- _Goal_:
Work out the number of lines with the word "Forecast" in the material below, then reply with that number only.

· · ·

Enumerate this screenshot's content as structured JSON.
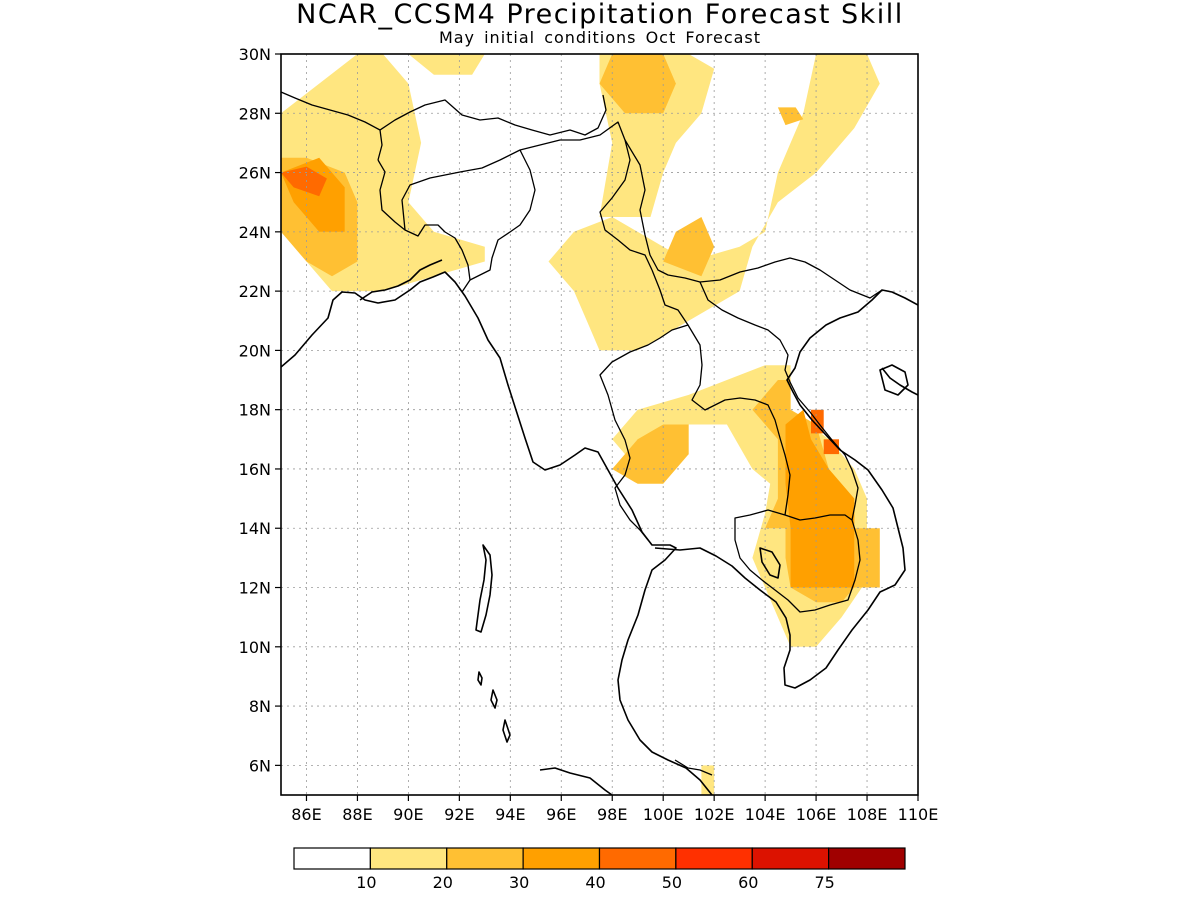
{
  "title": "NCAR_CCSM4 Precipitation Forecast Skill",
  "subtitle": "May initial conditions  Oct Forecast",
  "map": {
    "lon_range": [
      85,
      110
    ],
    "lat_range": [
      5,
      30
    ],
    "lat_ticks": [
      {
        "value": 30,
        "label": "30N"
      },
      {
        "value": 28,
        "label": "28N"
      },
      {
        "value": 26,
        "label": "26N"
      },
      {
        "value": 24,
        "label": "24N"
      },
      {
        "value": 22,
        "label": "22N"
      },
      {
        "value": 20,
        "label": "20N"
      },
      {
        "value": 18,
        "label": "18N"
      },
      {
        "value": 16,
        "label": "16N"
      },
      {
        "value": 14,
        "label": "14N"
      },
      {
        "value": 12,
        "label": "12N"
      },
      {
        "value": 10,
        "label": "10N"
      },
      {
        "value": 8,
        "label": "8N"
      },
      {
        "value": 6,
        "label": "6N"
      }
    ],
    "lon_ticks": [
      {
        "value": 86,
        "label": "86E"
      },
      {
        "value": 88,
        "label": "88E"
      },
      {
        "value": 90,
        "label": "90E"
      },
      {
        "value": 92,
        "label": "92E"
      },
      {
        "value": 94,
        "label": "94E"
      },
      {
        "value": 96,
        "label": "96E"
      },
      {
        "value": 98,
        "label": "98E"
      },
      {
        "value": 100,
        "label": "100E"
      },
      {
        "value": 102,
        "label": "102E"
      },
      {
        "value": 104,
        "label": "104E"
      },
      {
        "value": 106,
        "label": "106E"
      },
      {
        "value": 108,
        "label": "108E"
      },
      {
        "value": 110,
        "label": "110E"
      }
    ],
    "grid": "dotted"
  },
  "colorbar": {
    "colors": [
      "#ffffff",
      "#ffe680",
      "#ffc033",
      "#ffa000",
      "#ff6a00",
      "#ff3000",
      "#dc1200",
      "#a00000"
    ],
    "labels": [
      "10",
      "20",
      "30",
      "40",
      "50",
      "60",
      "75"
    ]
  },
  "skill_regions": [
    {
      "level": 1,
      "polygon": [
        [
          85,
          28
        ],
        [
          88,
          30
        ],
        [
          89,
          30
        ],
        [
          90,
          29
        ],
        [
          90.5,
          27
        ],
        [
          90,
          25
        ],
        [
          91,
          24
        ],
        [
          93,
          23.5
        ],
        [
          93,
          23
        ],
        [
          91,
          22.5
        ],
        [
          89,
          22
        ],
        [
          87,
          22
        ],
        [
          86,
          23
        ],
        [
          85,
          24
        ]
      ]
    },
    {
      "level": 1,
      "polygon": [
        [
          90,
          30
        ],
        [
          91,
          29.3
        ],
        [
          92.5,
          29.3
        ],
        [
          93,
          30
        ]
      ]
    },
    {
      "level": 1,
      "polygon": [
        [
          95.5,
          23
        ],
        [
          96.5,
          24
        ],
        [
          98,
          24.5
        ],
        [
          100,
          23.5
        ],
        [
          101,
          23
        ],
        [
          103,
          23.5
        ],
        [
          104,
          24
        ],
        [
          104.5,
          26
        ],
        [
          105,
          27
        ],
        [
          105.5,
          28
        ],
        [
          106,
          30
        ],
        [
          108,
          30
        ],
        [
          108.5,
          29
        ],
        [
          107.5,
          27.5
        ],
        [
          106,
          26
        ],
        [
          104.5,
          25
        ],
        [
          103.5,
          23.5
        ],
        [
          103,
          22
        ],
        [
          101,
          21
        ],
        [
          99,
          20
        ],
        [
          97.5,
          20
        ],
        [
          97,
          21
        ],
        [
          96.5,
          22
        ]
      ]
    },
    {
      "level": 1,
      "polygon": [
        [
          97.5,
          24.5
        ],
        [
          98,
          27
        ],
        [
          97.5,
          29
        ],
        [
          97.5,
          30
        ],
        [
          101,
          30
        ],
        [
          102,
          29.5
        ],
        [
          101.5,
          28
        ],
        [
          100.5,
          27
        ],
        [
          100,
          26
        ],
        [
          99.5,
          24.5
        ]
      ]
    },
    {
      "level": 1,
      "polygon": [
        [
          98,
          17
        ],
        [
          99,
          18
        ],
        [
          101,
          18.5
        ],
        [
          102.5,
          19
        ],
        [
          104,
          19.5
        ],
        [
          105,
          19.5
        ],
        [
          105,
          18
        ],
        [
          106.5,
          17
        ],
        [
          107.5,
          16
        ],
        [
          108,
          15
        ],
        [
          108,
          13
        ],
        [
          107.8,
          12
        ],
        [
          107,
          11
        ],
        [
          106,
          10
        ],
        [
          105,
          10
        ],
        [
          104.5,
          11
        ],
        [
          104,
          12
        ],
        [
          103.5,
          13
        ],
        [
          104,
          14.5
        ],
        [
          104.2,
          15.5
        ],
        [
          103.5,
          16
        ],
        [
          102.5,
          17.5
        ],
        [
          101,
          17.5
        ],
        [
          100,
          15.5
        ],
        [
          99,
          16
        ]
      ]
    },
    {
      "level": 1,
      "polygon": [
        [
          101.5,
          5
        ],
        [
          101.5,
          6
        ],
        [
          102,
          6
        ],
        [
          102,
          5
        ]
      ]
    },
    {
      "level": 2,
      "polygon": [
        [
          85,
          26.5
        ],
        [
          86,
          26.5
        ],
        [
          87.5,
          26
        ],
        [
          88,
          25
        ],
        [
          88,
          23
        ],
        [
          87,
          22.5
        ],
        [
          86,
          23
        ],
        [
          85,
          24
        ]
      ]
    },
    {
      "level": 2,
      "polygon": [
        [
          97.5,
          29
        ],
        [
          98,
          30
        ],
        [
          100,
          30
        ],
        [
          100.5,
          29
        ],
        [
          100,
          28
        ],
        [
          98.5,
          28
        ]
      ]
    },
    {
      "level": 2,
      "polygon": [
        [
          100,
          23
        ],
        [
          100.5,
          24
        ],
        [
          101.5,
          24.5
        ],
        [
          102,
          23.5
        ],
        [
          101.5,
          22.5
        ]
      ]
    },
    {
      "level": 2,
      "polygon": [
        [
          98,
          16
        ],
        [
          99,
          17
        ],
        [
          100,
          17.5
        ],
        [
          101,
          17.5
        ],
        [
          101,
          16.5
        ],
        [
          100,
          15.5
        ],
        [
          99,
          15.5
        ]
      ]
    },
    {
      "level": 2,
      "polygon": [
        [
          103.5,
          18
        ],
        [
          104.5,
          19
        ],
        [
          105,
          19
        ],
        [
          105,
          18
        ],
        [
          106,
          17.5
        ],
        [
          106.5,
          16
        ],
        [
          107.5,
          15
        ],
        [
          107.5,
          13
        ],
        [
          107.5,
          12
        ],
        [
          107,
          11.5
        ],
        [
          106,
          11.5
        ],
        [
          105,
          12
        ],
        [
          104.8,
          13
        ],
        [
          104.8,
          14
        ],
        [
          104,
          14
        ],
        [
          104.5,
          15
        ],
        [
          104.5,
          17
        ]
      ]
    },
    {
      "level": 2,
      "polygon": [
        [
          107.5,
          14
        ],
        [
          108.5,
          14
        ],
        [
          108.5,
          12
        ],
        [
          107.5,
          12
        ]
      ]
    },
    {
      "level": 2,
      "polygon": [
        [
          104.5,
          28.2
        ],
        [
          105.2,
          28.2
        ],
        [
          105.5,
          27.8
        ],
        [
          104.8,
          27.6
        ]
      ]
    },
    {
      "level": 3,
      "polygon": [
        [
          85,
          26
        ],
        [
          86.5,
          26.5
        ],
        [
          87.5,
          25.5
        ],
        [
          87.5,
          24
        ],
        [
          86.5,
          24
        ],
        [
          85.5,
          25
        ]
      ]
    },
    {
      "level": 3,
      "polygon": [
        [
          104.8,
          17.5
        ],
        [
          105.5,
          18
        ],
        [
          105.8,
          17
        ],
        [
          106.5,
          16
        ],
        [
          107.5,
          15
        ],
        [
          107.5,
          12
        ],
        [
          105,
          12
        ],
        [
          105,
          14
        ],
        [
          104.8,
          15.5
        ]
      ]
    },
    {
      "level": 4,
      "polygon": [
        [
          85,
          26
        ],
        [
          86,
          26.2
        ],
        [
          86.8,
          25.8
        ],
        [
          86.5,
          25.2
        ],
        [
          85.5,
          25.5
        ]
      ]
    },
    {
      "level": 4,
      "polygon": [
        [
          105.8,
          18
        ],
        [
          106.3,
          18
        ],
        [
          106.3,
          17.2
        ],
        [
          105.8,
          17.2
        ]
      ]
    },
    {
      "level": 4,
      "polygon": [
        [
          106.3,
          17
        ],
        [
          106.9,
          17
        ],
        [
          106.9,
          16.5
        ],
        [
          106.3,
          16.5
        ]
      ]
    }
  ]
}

· · ·

- _Final answer_:
2